> _Exercise_: Scan the records and identify every line in which the string "Untitled" occurs, then return those lines.

(Dataset records on visual material)
_ _ _ _

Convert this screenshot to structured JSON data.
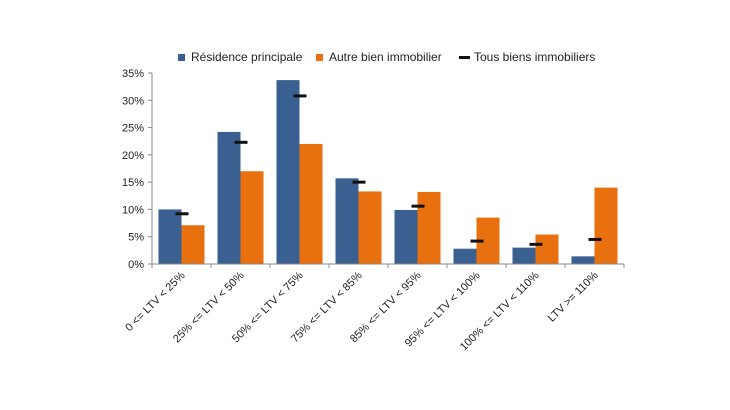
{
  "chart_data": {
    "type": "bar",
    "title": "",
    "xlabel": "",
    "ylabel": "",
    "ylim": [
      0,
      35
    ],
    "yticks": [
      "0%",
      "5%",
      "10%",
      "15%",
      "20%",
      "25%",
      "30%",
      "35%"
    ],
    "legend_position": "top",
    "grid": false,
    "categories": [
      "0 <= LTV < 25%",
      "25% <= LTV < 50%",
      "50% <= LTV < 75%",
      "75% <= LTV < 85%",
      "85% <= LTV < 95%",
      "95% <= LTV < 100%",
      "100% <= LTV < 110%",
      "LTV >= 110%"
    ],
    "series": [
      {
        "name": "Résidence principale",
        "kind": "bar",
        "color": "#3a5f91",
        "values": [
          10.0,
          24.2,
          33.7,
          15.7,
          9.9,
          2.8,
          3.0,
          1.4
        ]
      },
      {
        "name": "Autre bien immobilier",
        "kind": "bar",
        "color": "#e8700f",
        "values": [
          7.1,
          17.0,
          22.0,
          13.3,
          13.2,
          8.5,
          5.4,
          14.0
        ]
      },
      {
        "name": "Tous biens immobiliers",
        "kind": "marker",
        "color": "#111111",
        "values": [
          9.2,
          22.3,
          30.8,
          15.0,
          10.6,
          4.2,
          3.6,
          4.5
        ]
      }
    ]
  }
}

_ _ _ _

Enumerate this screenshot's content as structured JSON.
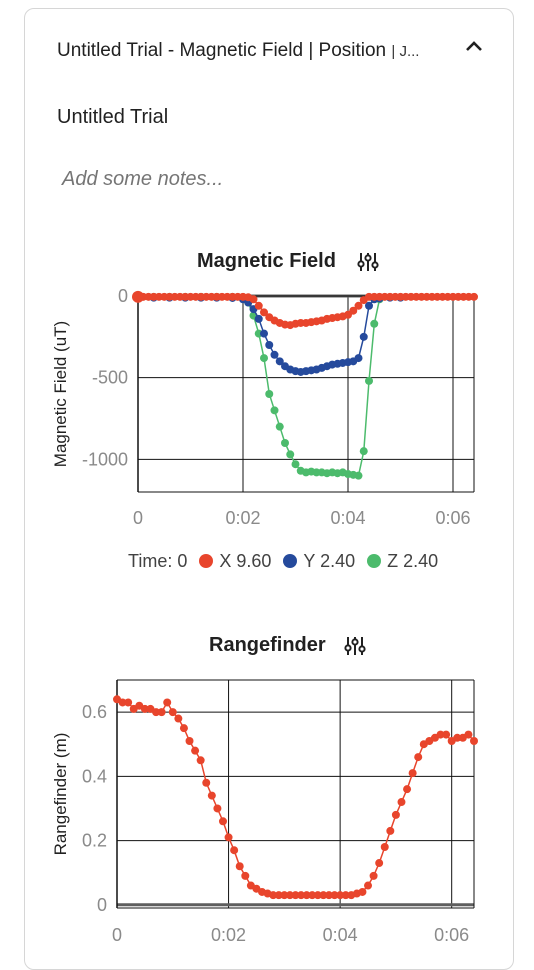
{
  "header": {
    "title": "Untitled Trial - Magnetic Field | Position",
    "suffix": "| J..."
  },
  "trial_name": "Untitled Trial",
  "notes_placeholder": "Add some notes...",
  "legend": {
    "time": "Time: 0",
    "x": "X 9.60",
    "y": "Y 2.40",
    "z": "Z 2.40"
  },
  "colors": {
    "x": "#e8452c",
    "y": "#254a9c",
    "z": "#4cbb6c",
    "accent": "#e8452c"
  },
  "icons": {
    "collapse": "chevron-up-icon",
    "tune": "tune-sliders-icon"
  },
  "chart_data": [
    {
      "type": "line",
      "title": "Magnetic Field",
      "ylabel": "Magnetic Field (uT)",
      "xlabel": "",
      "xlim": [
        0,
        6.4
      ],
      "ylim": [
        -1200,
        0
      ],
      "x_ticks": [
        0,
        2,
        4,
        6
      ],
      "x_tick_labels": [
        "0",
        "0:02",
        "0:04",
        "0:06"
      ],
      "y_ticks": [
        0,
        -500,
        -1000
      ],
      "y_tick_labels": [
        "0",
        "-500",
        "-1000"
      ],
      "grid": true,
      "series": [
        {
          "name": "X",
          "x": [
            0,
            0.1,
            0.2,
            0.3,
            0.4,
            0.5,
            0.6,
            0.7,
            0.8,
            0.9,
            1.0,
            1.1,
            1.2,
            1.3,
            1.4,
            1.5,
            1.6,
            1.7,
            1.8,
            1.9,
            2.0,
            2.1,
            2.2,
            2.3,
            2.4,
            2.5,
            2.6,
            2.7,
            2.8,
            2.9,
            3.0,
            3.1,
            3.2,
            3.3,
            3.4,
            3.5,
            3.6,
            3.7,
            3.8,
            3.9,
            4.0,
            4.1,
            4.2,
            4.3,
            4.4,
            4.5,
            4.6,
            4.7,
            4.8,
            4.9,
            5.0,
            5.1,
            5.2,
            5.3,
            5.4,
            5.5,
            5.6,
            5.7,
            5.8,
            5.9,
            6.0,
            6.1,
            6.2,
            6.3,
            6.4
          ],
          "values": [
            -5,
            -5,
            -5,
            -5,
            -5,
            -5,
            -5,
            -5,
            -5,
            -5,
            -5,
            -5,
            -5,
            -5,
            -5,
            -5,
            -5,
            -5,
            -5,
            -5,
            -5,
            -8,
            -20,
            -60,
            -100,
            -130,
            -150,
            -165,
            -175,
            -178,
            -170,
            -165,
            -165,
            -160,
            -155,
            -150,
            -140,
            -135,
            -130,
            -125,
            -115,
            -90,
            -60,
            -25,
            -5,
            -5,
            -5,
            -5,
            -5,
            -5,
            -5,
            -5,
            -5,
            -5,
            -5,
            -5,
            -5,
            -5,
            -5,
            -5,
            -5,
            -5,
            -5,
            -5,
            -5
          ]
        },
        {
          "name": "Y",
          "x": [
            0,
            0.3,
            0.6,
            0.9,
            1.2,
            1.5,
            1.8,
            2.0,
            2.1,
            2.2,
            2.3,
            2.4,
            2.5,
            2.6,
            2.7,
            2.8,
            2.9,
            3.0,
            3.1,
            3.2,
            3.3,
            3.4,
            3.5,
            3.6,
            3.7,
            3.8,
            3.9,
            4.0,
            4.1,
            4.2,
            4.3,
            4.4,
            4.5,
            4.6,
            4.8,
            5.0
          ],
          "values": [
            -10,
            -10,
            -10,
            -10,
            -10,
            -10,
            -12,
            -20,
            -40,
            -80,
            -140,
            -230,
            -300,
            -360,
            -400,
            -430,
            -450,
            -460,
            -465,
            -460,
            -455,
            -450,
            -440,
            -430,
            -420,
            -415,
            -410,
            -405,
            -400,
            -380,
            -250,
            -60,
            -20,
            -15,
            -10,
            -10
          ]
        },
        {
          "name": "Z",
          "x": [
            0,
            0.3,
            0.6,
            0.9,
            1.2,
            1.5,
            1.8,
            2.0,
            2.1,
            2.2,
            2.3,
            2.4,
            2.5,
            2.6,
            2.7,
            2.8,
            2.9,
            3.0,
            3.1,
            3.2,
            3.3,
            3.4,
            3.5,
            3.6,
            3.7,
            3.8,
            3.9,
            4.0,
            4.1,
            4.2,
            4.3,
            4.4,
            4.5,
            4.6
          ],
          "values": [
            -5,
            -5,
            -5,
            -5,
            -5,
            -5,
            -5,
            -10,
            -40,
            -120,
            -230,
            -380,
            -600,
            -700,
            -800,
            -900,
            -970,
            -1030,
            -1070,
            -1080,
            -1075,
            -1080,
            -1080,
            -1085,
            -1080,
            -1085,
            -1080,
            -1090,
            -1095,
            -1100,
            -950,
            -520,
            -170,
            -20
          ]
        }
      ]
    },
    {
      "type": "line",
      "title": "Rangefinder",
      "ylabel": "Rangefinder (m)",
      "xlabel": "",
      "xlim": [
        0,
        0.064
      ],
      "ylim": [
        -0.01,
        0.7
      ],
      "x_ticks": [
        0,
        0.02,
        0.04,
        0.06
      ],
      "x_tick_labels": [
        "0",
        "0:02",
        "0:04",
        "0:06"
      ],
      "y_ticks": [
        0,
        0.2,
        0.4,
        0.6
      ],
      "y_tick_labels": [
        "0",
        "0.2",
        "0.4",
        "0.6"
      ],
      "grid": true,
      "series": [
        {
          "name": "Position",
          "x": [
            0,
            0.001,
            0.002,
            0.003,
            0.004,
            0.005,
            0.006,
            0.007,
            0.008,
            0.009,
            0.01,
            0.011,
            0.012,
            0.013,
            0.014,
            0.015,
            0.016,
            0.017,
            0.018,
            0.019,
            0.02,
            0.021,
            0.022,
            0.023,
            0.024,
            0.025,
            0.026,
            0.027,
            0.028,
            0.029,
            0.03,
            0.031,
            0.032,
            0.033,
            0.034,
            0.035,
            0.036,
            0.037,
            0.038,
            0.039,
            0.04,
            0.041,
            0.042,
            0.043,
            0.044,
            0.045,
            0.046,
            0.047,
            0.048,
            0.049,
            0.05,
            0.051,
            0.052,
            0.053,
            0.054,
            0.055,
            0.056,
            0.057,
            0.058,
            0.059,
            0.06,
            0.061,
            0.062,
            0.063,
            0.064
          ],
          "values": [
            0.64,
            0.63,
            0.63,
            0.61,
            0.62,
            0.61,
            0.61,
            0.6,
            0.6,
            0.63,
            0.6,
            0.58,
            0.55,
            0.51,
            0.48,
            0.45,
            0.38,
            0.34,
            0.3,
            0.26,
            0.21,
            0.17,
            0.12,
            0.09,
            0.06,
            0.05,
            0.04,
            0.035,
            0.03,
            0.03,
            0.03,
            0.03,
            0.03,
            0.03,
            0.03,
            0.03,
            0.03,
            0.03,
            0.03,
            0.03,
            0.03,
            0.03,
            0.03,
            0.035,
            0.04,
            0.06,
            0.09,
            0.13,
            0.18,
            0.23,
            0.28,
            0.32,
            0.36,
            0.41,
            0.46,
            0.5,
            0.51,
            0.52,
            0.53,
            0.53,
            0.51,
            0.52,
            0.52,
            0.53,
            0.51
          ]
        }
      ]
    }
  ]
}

_ _ _ _

> _Task output_:
    "title": "Untitled Trial - Magnetic Field | Position",
  "trial_name": "Untitled Trial",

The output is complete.